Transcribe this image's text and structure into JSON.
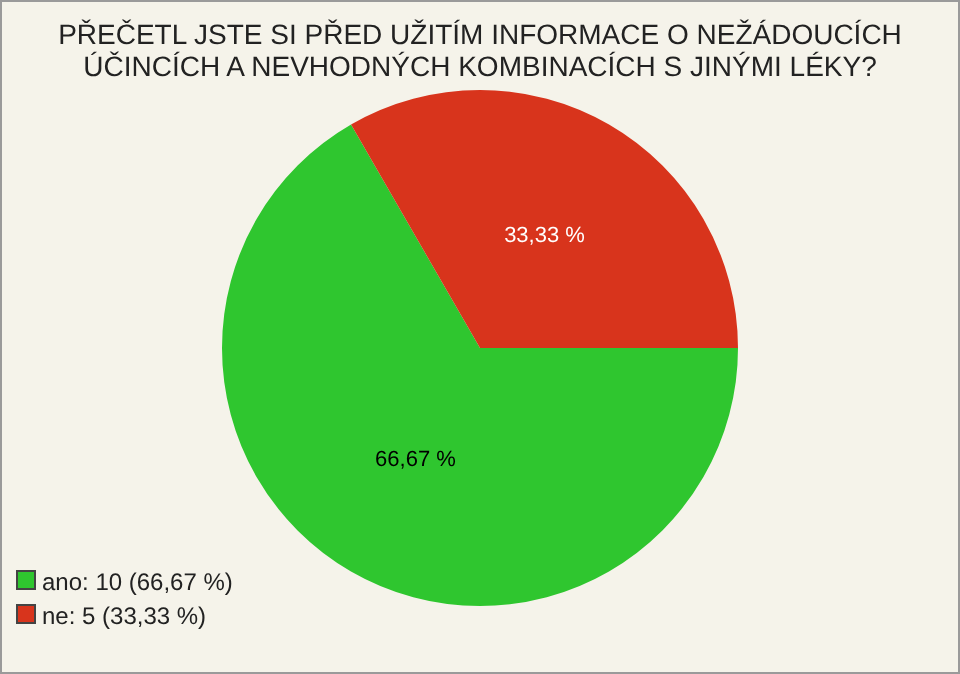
{
  "chart_data": {
    "type": "pie",
    "title": "PŘEČETL JSTE SI PŘED UŽITÍM INFORMACE O NEŽÁDOUCÍCH ÚČINCÍCH A NEVHODNÝCH KOMBINACÍCH S JINÝMI LÉKY?",
    "categories": [
      "ano: 10 (66,67 %)",
      "ne: 5 (33,33 %)"
    ],
    "values": [
      66.67,
      33.33
    ],
    "colors": [
      "#2fc62f",
      "#d8341c"
    ],
    "value_labels": [
      "66,67 %",
      "33,33 %"
    ],
    "legend": "bottom left"
  }
}
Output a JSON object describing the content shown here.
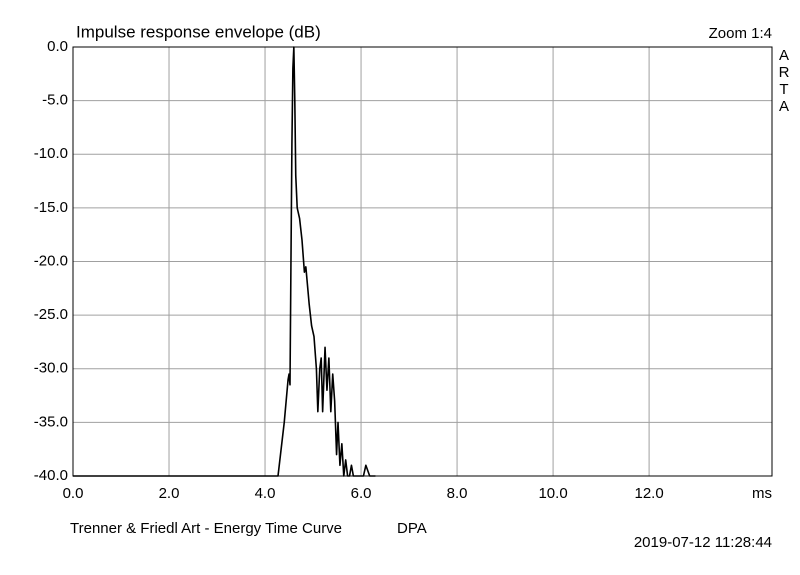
{
  "chart_data": {
    "type": "line",
    "title": "Impulse response envelope (dB)",
    "zoom": "Zoom 1:4",
    "brand": [
      "A",
      "R",
      "T",
      "A"
    ],
    "x_label": "ms",
    "footer": "Trenner & Friedl Art - Energy Time Curve",
    "device": "DPA",
    "timestamp": "2019-07-12  11:28:44",
    "xlim": [
      0,
      14.56
    ],
    "ylim": [
      -40,
      0
    ],
    "xticks": [
      {
        "value": 0,
        "label": "0.0"
      },
      {
        "value": 2,
        "label": "2.0"
      },
      {
        "value": 4,
        "label": "4.0"
      },
      {
        "value": 6,
        "label": "6.0"
      },
      {
        "value": 8,
        "label": "8.0"
      },
      {
        "value": 10,
        "label": "10.0"
      },
      {
        "value": 12,
        "label": "12.0"
      }
    ],
    "yticks": [
      {
        "value": 0,
        "label": "0.0"
      },
      {
        "value": -5,
        "label": "-5.0"
      },
      {
        "value": -10,
        "label": "-10.0"
      },
      {
        "value": -15,
        "label": "-15.0"
      },
      {
        "value": -20,
        "label": "-20.0"
      },
      {
        "value": -25,
        "label": "-25.0"
      },
      {
        "value": -30,
        "label": "-30.0"
      },
      {
        "value": -35,
        "label": "-35.0"
      },
      {
        "value": -40,
        "label": "-40.0"
      }
    ],
    "grid": true,
    "color": "#000000",
    "x": [
      0,
      4.27,
      4.4,
      4.48,
      4.5,
      4.52,
      4.54,
      4.56,
      4.58,
      4.6,
      4.62,
      4.64,
      4.67,
      4.72,
      4.77,
      4.82,
      4.85,
      4.88,
      4.92,
      4.97,
      5.02,
      5.07,
      5.1,
      5.14,
      5.17,
      5.2,
      5.25,
      5.29,
      5.33,
      5.37,
      5.41,
      5.45,
      5.49,
      5.52,
      5.56,
      5.6,
      5.64,
      5.68,
      5.72,
      5.76,
      5.8,
      5.84,
      5.9,
      5.95,
      6.0,
      6.05,
      6.1,
      6.18,
      6.3
    ],
    "values": [
      -40,
      -40,
      -35,
      -31,
      -30.5,
      -31.5,
      -20,
      -9,
      -2,
      0,
      -5,
      -12,
      -15,
      -16,
      -18,
      -21,
      -20.5,
      -22,
      -24,
      -26,
      -27,
      -30,
      -34,
      -30,
      -29,
      -34,
      -28,
      -32,
      -29,
      -34,
      -30.5,
      -33,
      -38,
      -35,
      -39,
      -37,
      -40,
      -38.5,
      -40,
      -40,
      -39,
      -40,
      -40,
      -40,
      -40,
      -40,
      -39,
      -40,
      -40
    ]
  }
}
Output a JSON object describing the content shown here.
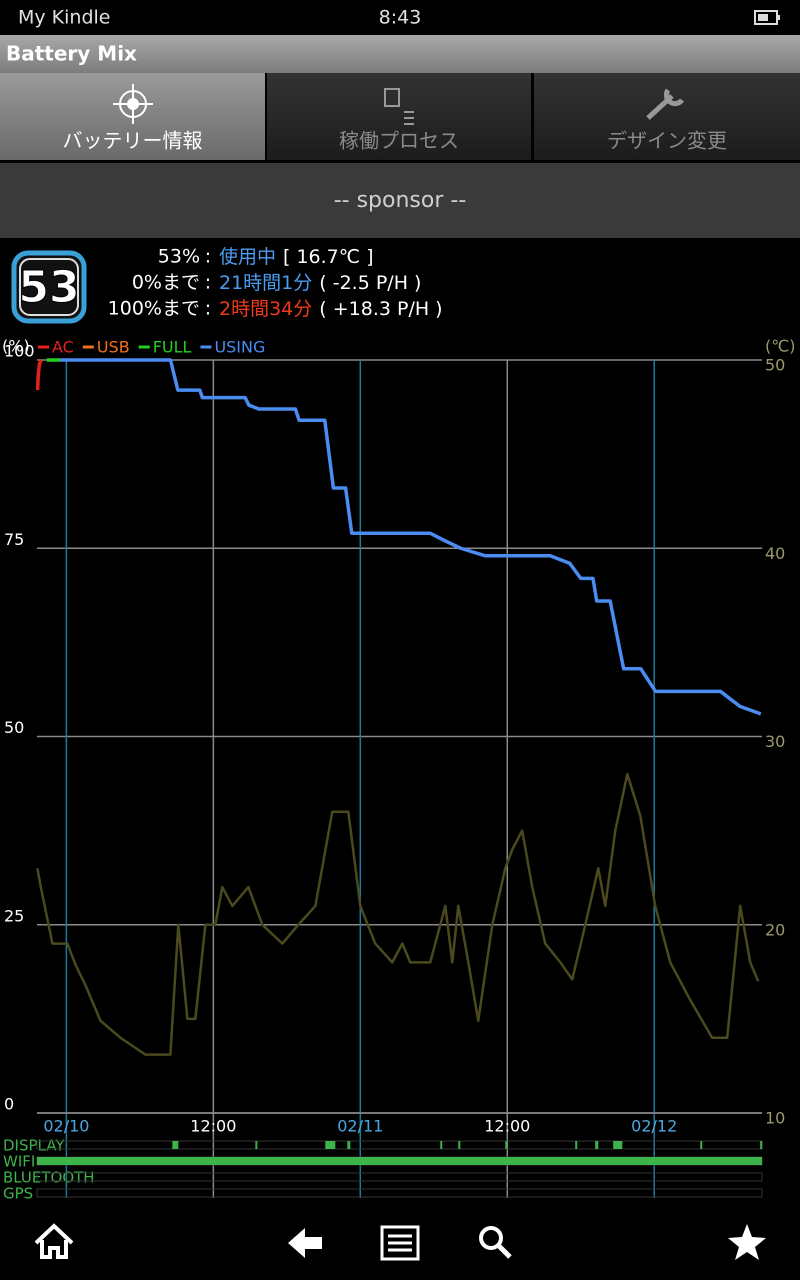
{
  "status_bar": {
    "device": "My Kindle",
    "time": "8:43"
  },
  "app_bar": {
    "title": "Battery Mix"
  },
  "tabs": [
    {
      "label": "バッテリー情報",
      "selected": true
    },
    {
      "label": "稼働プロセス",
      "selected": false
    },
    {
      "label": "デザイン変更",
      "selected": false
    }
  ],
  "sponsor": "-- sponsor --",
  "battery": {
    "level": "53",
    "rows": [
      {
        "label": "53%",
        "sep": ":",
        "value": "使用中",
        "value_color": "#4a9cf0",
        "detail": "[ 16.7℃ ]"
      },
      {
        "label": "0%まで",
        "sep": ":",
        "value": "21時間1分",
        "value_color": "#4a9cf0",
        "detail": "( -2.5 P/H )"
      },
      {
        "label": "100%まで",
        "sep": ":",
        "value": "2時間34分",
        "value_color": "#f03a1a",
        "detail": "( +18.3 P/H )"
      }
    ]
  },
  "chart_data": {
    "type": "line",
    "ylabel": "(%)",
    "y2label": "(℃)",
    "xlim": [
      -2.4,
      56.8
    ],
    "xticks": [
      {
        "value": 0,
        "label": "02/10"
      },
      {
        "value": 12,
        "label": "12:00"
      },
      {
        "value": 24,
        "label": "02/11"
      },
      {
        "value": 36,
        "label": "12:00"
      },
      {
        "value": 48,
        "label": "02/12"
      }
    ],
    "ylim": [
      0,
      100
    ],
    "yticks": [
      0,
      25,
      50,
      75,
      100
    ],
    "y2lim": [
      10,
      50
    ],
    "y2ticks": [
      10,
      20,
      30,
      40,
      50
    ],
    "grid": true,
    "series": [
      {
        "name": "AC",
        "color": "#e8201c",
        "x": [
          -2.35,
          -2.3,
          -2.2,
          -2.05
        ],
        "values": [
          96,
          98,
          99.5,
          100
        ]
      },
      {
        "name": "USB",
        "color": "#f07020",
        "x": [],
        "values": []
      },
      {
        "name": "FULL",
        "color": "#22d022",
        "x": [
          -1.6,
          -0.5
        ],
        "values": [
          100,
          100
        ]
      },
      {
        "name": "USING",
        "color": "#4a8cf0",
        "x": [
          -0.5,
          8.5,
          9.1,
          10.9,
          11.1,
          14.6,
          14.9,
          15.7,
          18.7,
          19.0,
          21.1,
          21.8,
          22.8,
          23.3,
          29.7,
          30.9,
          32.2,
          34.2,
          39.5,
          41.1,
          42.0,
          43.0,
          43.3,
          44.4,
          45.5,
          46.9,
          47.3,
          48.1,
          53.4,
          54.2,
          55.0,
          56.7
        ],
        "values": [
          100,
          100,
          96,
          96,
          95,
          95,
          94,
          93.5,
          93.5,
          92,
          92,
          83,
          83,
          77,
          77,
          76,
          75,
          74,
          74,
          73,
          71,
          71,
          68,
          68,
          59,
          59,
          58,
          56,
          56,
          55,
          54,
          53
        ]
      },
      {
        "color": "#4a4a1e",
        "axis": "y2",
        "x": [
          -2.37,
          -2.12,
          -1.55,
          -1.14,
          0.08,
          0.73,
          1.55,
          2.78,
          4.41,
          6.45,
          8.49,
          9.14,
          9.88,
          10.53,
          11.35,
          12.16,
          12.73,
          13.55,
          14.86,
          16.0,
          17.63,
          18.94,
          20.33,
          21.71,
          23.02,
          24.0,
          25.22,
          26.61,
          27.43,
          28.08,
          29.71,
          30.94,
          31.51,
          32.0,
          32.82,
          33.63,
          34.78,
          35.84,
          36.41,
          37.22,
          38.04,
          39.1,
          40.33,
          41.31,
          42.37,
          43.43,
          44.0,
          44.82,
          45.8,
          46.86,
          48.08,
          49.31,
          50.94,
          52.73,
          53.96,
          55.02,
          55.84,
          56.49
        ],
        "values": [
          23.0,
          22.1,
          20.3,
          19.0,
          19.0,
          17.9,
          16.8,
          14.9,
          14.0,
          13.1,
          13.1,
          20.0,
          15.0,
          15.0,
          20.0,
          20.0,
          22.0,
          21.0,
          22.0,
          20.0,
          19.0,
          20.0,
          21.0,
          26.0,
          26.0,
          21.0,
          19.0,
          18.0,
          19.0,
          18.0,
          18.0,
          21.0,
          18.0,
          21.0,
          18.0,
          14.9,
          20.0,
          23.0,
          24.0,
          25.0,
          22.0,
          19.0,
          18.0,
          17.1,
          20.0,
          23.0,
          21.0,
          25.0,
          28.0,
          25.8,
          21.0,
          18.0,
          16.0,
          14.0,
          14.0,
          21.0,
          18.0,
          17.0
        ]
      }
    ],
    "status_rows": [
      {
        "label": "DISPLAY",
        "on": [
          [
            8.65,
            9.14
          ],
          [
            15.43,
            15.59
          ],
          [
            21.14,
            21.96
          ],
          [
            22.94,
            23.18
          ],
          [
            30.53,
            30.69
          ],
          [
            32.0,
            32.16
          ],
          [
            35.84,
            36.0
          ],
          [
            41.55,
            41.71
          ],
          [
            43.18,
            43.43
          ],
          [
            44.65,
            45.39
          ],
          [
            51.76,
            51.92
          ],
          [
            56.65,
            56.8
          ]
        ]
      },
      {
        "label": "WIFI",
        "on": [
          [
            -2.4,
            56.8
          ]
        ]
      },
      {
        "label": "BLUETOOTH",
        "on": []
      },
      {
        "label": "GPS",
        "on": []
      }
    ]
  }
}
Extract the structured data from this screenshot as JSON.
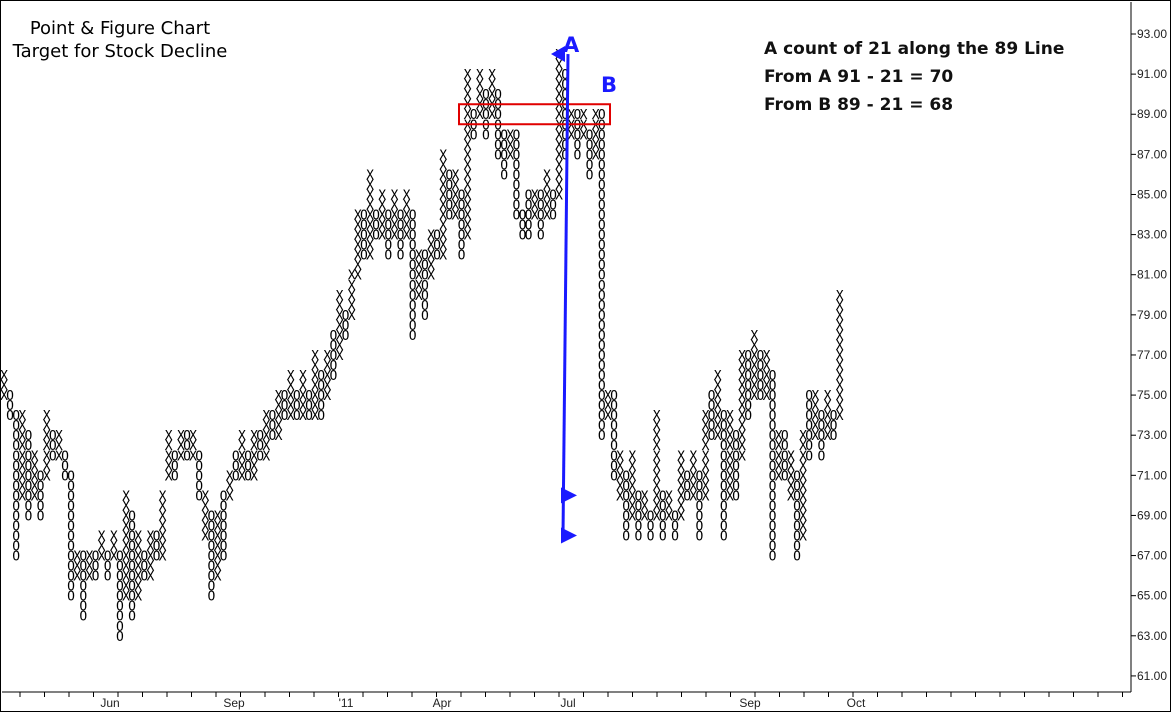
{
  "chart_data": {
    "type": "point-and-figure",
    "title": "Point & Figure Chart",
    "subtitle": "Target for Stock Decline",
    "y_axis": {
      "position": "right",
      "range": [
        60,
        94
      ],
      "ticks": [
        "93.00",
        "91.00",
        "89.00",
        "87.00",
        "85.00",
        "83.00",
        "81.00",
        "79.00",
        "77.00",
        "75.00",
        "73.00",
        "71.00",
        "69.00",
        "67.00",
        "65.00",
        "63.00",
        "61.00"
      ]
    },
    "x_axis": {
      "labels": [
        "Jun",
        "Sep",
        "'11",
        "Apr",
        "Jul",
        "Sep",
        "Oct"
      ]
    },
    "columns": [
      {
        "t": "X",
        "lo": 75,
        "hi": 76
      },
      {
        "t": "O",
        "lo": 74,
        "hi": 75
      },
      {
        "t": "O",
        "lo": 67,
        "hi": 74
      },
      {
        "t": "X",
        "lo": 70,
        "hi": 74
      },
      {
        "t": "O",
        "lo": 69,
        "hi": 73
      },
      {
        "t": "X",
        "lo": 70,
        "hi": 72
      },
      {
        "t": "O",
        "lo": 69,
        "hi": 71
      },
      {
        "t": "X",
        "lo": 71,
        "hi": 74
      },
      {
        "t": "O",
        "lo": 72,
        "hi": 73
      },
      {
        "t": "X",
        "lo": 72,
        "hi": 73
      },
      {
        "t": "O",
        "lo": 71,
        "hi": 72
      },
      {
        "t": "O",
        "lo": 65,
        "hi": 71
      },
      {
        "t": "X",
        "lo": 66,
        "hi": 67
      },
      {
        "t": "O",
        "lo": 64,
        "hi": 67
      },
      {
        "t": "X",
        "lo": 66,
        "hi": 67
      },
      {
        "t": "O",
        "lo": 66,
        "hi": 67
      },
      {
        "t": "X",
        "lo": 67,
        "hi": 68
      },
      {
        "t": "O",
        "lo": 66,
        "hi": 67
      },
      {
        "t": "X",
        "lo": 67,
        "hi": 68
      },
      {
        "t": "O",
        "lo": 63,
        "hi": 67
      },
      {
        "t": "X",
        "lo": 65,
        "hi": 70
      },
      {
        "t": "O",
        "lo": 64,
        "hi": 69
      },
      {
        "t": "X",
        "lo": 65,
        "hi": 68
      },
      {
        "t": "O",
        "lo": 66,
        "hi": 67
      },
      {
        "t": "X",
        "lo": 66,
        "hi": 68
      },
      {
        "t": "O",
        "lo": 67,
        "hi": 68
      },
      {
        "t": "X",
        "lo": 67,
        "hi": 70
      },
      {
        "t": "X",
        "lo": 71,
        "hi": 73
      },
      {
        "t": "O",
        "lo": 71,
        "hi": 72
      },
      {
        "t": "X",
        "lo": 72,
        "hi": 73
      },
      {
        "t": "O",
        "lo": 72,
        "hi": 73
      },
      {
        "t": "X",
        "lo": 72,
        "hi": 73
      },
      {
        "t": "O",
        "lo": 70,
        "hi": 72
      },
      {
        "t": "X",
        "lo": 68,
        "hi": 70
      },
      {
        "t": "O",
        "lo": 65,
        "hi": 69
      },
      {
        "t": "X",
        "lo": 66,
        "hi": 69
      },
      {
        "t": "O",
        "lo": 67,
        "hi": 70
      },
      {
        "t": "X",
        "lo": 70,
        "hi": 71
      },
      {
        "t": "O",
        "lo": 71,
        "hi": 72
      },
      {
        "t": "X",
        "lo": 71,
        "hi": 73
      },
      {
        "t": "O",
        "lo": 71,
        "hi": 72
      },
      {
        "t": "X",
        "lo": 71,
        "hi": 73
      },
      {
        "t": "O",
        "lo": 72,
        "hi": 73
      },
      {
        "t": "X",
        "lo": 72,
        "hi": 74
      },
      {
        "t": "O",
        "lo": 73,
        "hi": 74
      },
      {
        "t": "X",
        "lo": 73,
        "hi": 75
      },
      {
        "t": "O",
        "lo": 74,
        "hi": 75
      },
      {
        "t": "X",
        "lo": 74,
        "hi": 76
      },
      {
        "t": "O",
        "lo": 74,
        "hi": 75
      },
      {
        "t": "X",
        "lo": 74,
        "hi": 76
      },
      {
        "t": "O",
        "lo": 74,
        "hi": 75
      },
      {
        "t": "X",
        "lo": 74,
        "hi": 77
      },
      {
        "t": "O",
        "lo": 74,
        "hi": 76
      },
      {
        "t": "X",
        "lo": 75,
        "hi": 77
      },
      {
        "t": "O",
        "lo": 76,
        "hi": 78
      },
      {
        "t": "X",
        "lo": 77,
        "hi": 80
      },
      {
        "t": "O",
        "lo": 78,
        "hi": 79
      },
      {
        "t": "X",
        "lo": 79,
        "hi": 81
      },
      {
        "t": "X",
        "lo": 81,
        "hi": 84
      },
      {
        "t": "O",
        "lo": 82,
        "hi": 84
      },
      {
        "t": "X",
        "lo": 82,
        "hi": 86
      },
      {
        "t": "O",
        "lo": 83,
        "hi": 84
      },
      {
        "t": "X",
        "lo": 83,
        "hi": 85
      },
      {
        "t": "O",
        "lo": 82,
        "hi": 84
      },
      {
        "t": "X",
        "lo": 83,
        "hi": 85
      },
      {
        "t": "O",
        "lo": 82,
        "hi": 84
      },
      {
        "t": "X",
        "lo": 83,
        "hi": 85
      },
      {
        "t": "O",
        "lo": 78,
        "hi": 84
      },
      {
        "t": "X",
        "lo": 80,
        "hi": 82
      },
      {
        "t": "O",
        "lo": 79,
        "hi": 82
      },
      {
        "t": "X",
        "lo": 81,
        "hi": 83
      },
      {
        "t": "O",
        "lo": 82,
        "hi": 83
      },
      {
        "t": "X",
        "lo": 82,
        "hi": 87
      },
      {
        "t": "O",
        "lo": 84,
        "hi": 86
      },
      {
        "t": "X",
        "lo": 84,
        "hi": 86
      },
      {
        "t": "O",
        "lo": 82,
        "hi": 85
      },
      {
        "t": "X",
        "lo": 83,
        "hi": 91
      },
      {
        "t": "O",
        "lo": 88,
        "hi": 89
      },
      {
        "t": "X",
        "lo": 89,
        "hi": 91
      },
      {
        "t": "O",
        "lo": 88,
        "hi": 90
      },
      {
        "t": "X",
        "lo": 89,
        "hi": 91
      },
      {
        "t": "O",
        "lo": 87,
        "hi": 90
      },
      {
        "t": "O",
        "lo": 86,
        "hi": 88
      },
      {
        "t": "X",
        "lo": 87,
        "hi": 88
      },
      {
        "t": "O",
        "lo": 84,
        "hi": 88
      },
      {
        "t": "O",
        "lo": 83,
        "hi": 84
      },
      {
        "t": "O",
        "lo": 83,
        "hi": 85
      },
      {
        "t": "X",
        "lo": 84,
        "hi": 85
      },
      {
        "t": "O",
        "lo": 83,
        "hi": 85
      },
      {
        "t": "X",
        "lo": 84,
        "hi": 86
      },
      {
        "t": "O",
        "lo": 84,
        "hi": 85
      },
      {
        "t": "X",
        "lo": 85,
        "hi": 92
      },
      {
        "t": "O",
        "lo": 87,
        "hi": 91
      },
      {
        "t": "X",
        "lo": 88,
        "hi": 89
      },
      {
        "t": "O",
        "lo": 87,
        "hi": 89
      },
      {
        "t": "X",
        "lo": 88,
        "hi": 89
      },
      {
        "t": "O",
        "lo": 86,
        "hi": 88
      },
      {
        "t": "X",
        "lo": 87,
        "hi": 89
      },
      {
        "t": "O",
        "lo": 73,
        "hi": 89
      },
      {
        "t": "X",
        "lo": 74,
        "hi": 75
      },
      {
        "t": "O",
        "lo": 71,
        "hi": 75
      },
      {
        "t": "X",
        "lo": 70,
        "hi": 72
      },
      {
        "t": "O",
        "lo": 68,
        "hi": 71
      },
      {
        "t": "X",
        "lo": 69,
        "hi": 72
      },
      {
        "t": "O",
        "lo": 68,
        "hi": 70
      },
      {
        "t": "X",
        "lo": 69,
        "hi": 70
      },
      {
        "t": "O",
        "lo": 68,
        "hi": 69
      },
      {
        "t": "X",
        "lo": 69,
        "hi": 74
      },
      {
        "t": "O",
        "lo": 68,
        "hi": 70
      },
      {
        "t": "X",
        "lo": 69,
        "hi": 70
      },
      {
        "t": "O",
        "lo": 68,
        "hi": 69
      },
      {
        "t": "X",
        "lo": 69,
        "hi": 72
      },
      {
        "t": "O",
        "lo": 70,
        "hi": 71
      },
      {
        "t": "X",
        "lo": 70,
        "hi": 72
      },
      {
        "t": "O",
        "lo": 68,
        "hi": 71
      },
      {
        "t": "X",
        "lo": 70,
        "hi": 74
      },
      {
        "t": "O",
        "lo": 73,
        "hi": 75
      },
      {
        "t": "X",
        "lo": 73,
        "hi": 76
      },
      {
        "t": "O",
        "lo": 68,
        "hi": 74
      },
      {
        "t": "X",
        "lo": 70,
        "hi": 74
      },
      {
        "t": "O",
        "lo": 70,
        "hi": 73
      },
      {
        "t": "X",
        "lo": 72,
        "hi": 77
      },
      {
        "t": "O",
        "lo": 74,
        "hi": 77
      },
      {
        "t": "X",
        "lo": 75,
        "hi": 78
      },
      {
        "t": "O",
        "lo": 75,
        "hi": 77
      },
      {
        "t": "X",
        "lo": 75,
        "hi": 77
      },
      {
        "t": "O",
        "lo": 67,
        "hi": 76
      },
      {
        "t": "X",
        "lo": 71,
        "hi": 73
      },
      {
        "t": "O",
        "lo": 71,
        "hi": 73
      },
      {
        "t": "X",
        "lo": 70,
        "hi": 72
      },
      {
        "t": "O",
        "lo": 67,
        "hi": 71
      },
      {
        "t": "X",
        "lo": 68,
        "hi": 73
      },
      {
        "t": "O",
        "lo": 72,
        "hi": 75
      },
      {
        "t": "X",
        "lo": 73,
        "hi": 75
      },
      {
        "t": "O",
        "lo": 72,
        "hi": 74
      },
      {
        "t": "X",
        "lo": 73,
        "hi": 75
      },
      {
        "t": "O",
        "lo": 73,
        "hi": 74
      },
      {
        "t": "X",
        "lo": 74,
        "hi": 80
      }
    ],
    "annotations": {
      "label_a": "A",
      "label_b": "B",
      "note_line1": "A count of 21 along the 89 Line",
      "note_line2": "From A 91 - 21 = 70",
      "note_line3": "From B 89 - 21 = 68"
    },
    "count_box_level": 89,
    "trendline": {
      "from_price": 92,
      "to_price": 68
    },
    "target_markers": [
      70,
      68
    ],
    "colors": {
      "annotation_line": "#1a1aff",
      "count_box": "#e00000",
      "plot": "#000000"
    }
  }
}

- Short problem -
Gather, from the listing above, every line carrying the word "detail".

- Right answer -
        "detail": "[ 16.7℃ ]"
        "detail": "( -2.5 P/H )"
        "detail": "( +18.3 P/H )"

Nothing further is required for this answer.